→ **OBJECTIVE**:
How many lines of these entries hold the string "reçu"? Reply with the number alone.

►

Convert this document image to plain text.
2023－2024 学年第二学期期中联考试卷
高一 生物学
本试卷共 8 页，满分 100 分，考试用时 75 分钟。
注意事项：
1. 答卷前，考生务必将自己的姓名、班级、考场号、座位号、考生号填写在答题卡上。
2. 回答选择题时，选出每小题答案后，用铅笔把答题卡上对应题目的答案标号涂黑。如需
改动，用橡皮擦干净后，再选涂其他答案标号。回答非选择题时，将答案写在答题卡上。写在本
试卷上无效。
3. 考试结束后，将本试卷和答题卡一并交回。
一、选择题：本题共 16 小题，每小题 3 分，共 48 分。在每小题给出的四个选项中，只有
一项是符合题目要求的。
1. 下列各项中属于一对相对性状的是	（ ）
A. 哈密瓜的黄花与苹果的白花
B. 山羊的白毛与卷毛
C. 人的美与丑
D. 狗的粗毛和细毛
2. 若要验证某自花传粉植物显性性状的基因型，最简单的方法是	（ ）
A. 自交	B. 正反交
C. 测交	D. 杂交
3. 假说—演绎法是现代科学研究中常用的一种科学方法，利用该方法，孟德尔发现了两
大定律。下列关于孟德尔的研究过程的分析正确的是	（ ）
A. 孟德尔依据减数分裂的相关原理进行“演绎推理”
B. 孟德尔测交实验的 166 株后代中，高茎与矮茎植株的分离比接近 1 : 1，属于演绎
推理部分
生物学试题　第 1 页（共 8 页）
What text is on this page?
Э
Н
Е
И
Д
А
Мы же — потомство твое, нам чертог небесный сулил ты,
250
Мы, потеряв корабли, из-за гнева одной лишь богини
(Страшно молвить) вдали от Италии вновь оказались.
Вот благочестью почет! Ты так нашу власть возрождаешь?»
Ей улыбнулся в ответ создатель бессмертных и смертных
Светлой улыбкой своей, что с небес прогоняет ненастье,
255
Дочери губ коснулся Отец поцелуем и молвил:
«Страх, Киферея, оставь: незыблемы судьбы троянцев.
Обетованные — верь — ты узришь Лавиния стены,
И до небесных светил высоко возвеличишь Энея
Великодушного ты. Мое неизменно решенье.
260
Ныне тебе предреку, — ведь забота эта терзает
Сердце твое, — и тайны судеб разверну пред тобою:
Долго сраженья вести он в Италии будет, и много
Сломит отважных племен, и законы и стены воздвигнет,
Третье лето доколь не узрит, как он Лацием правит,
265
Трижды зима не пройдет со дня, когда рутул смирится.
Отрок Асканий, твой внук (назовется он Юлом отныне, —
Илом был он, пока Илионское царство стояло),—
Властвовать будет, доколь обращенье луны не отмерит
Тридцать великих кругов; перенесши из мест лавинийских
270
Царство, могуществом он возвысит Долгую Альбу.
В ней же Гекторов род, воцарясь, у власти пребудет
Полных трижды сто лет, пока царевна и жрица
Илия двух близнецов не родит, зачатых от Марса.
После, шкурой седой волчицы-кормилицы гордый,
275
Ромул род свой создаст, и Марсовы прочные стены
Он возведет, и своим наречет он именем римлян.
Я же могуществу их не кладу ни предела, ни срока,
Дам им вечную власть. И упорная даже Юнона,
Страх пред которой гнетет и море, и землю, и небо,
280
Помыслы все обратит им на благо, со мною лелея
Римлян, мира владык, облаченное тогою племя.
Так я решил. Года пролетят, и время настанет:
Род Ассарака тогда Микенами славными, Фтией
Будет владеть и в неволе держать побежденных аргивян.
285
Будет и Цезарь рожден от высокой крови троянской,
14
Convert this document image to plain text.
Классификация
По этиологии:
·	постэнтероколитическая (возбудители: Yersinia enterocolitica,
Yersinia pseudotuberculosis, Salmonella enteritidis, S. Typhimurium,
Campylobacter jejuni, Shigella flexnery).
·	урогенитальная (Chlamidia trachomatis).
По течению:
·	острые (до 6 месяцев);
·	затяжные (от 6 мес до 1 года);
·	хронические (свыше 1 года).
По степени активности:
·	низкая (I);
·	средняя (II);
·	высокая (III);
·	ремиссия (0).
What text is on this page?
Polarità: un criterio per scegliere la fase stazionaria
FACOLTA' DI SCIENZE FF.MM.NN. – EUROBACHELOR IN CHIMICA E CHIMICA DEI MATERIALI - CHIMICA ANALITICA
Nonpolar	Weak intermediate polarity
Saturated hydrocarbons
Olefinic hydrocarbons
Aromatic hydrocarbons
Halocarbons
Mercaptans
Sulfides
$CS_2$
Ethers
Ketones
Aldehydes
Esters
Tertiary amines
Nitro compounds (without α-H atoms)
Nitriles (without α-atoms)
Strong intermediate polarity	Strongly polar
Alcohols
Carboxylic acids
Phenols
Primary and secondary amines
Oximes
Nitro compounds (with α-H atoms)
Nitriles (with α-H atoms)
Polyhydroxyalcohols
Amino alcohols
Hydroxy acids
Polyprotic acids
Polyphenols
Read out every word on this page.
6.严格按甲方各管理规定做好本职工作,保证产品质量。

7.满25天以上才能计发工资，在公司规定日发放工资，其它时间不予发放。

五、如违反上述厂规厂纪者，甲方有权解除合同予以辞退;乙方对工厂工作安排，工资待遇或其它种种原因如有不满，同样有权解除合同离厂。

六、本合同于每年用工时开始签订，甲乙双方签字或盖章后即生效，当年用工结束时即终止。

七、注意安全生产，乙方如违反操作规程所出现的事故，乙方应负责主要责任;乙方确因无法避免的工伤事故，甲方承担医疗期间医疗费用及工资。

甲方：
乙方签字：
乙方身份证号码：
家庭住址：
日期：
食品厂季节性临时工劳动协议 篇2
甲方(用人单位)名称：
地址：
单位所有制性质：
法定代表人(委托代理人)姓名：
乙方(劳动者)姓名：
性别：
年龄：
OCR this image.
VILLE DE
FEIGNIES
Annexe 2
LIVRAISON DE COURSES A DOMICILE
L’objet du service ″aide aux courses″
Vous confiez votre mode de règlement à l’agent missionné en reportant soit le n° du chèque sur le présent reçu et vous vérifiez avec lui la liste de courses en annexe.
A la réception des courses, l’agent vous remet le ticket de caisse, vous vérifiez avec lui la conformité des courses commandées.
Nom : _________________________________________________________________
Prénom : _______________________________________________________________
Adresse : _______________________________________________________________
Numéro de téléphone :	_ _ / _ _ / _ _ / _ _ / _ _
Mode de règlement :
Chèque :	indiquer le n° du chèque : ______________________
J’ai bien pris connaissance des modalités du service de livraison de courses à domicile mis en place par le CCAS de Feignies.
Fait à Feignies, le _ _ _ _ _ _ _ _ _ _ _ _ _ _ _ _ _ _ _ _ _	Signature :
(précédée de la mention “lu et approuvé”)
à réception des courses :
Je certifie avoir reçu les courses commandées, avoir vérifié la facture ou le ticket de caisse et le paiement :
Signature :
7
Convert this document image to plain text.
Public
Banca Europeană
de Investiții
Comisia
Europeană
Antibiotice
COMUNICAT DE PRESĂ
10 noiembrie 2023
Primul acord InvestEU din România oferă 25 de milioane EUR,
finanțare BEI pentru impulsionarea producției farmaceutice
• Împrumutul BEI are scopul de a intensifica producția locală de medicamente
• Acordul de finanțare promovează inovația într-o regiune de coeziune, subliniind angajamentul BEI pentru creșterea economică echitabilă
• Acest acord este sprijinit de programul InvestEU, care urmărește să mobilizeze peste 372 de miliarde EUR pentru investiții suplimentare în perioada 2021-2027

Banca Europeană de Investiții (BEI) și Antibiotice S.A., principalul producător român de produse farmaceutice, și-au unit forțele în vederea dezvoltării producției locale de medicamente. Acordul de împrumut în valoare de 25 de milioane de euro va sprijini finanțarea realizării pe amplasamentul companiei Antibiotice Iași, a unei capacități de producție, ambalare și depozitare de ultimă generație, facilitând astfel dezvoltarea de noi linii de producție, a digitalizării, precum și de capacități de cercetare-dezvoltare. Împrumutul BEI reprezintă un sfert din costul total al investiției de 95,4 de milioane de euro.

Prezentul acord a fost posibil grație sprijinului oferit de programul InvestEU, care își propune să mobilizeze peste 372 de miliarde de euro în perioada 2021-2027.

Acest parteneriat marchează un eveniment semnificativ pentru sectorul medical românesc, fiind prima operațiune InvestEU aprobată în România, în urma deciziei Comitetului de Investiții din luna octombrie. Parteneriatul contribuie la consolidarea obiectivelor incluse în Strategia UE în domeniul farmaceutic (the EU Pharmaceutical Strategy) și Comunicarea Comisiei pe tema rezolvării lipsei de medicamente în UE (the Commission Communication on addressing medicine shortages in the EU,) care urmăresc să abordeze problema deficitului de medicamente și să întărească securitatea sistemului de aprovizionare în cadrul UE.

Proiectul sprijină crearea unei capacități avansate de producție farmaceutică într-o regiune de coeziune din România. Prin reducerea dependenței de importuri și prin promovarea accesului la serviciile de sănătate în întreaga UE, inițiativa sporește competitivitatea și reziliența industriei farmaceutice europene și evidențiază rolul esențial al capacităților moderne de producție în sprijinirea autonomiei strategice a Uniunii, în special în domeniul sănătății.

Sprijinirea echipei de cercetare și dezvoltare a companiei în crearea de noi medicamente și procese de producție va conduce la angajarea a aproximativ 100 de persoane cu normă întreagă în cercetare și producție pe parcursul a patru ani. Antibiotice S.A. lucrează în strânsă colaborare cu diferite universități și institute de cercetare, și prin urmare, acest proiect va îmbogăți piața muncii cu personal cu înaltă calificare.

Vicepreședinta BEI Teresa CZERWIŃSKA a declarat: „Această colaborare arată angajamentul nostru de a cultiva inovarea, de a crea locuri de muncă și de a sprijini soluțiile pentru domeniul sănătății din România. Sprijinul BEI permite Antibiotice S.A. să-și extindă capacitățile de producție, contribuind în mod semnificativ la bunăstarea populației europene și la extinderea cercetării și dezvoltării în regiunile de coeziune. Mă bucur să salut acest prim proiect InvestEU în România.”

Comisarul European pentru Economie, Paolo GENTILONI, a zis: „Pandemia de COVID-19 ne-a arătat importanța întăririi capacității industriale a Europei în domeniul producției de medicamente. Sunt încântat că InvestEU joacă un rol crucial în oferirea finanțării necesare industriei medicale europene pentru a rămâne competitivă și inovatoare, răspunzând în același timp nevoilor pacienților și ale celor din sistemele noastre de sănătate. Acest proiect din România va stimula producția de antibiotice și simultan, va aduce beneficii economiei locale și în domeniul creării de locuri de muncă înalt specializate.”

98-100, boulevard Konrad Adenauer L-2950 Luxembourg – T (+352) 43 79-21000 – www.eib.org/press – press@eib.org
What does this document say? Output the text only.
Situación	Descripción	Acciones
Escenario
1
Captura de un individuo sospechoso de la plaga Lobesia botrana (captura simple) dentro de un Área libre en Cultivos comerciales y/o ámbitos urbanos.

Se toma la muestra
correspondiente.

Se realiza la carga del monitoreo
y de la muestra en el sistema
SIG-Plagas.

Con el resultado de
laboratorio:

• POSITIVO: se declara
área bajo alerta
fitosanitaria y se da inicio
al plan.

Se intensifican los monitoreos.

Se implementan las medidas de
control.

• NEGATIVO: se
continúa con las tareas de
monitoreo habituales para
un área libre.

◄

→ **ANSWER TO THE TASK**:
2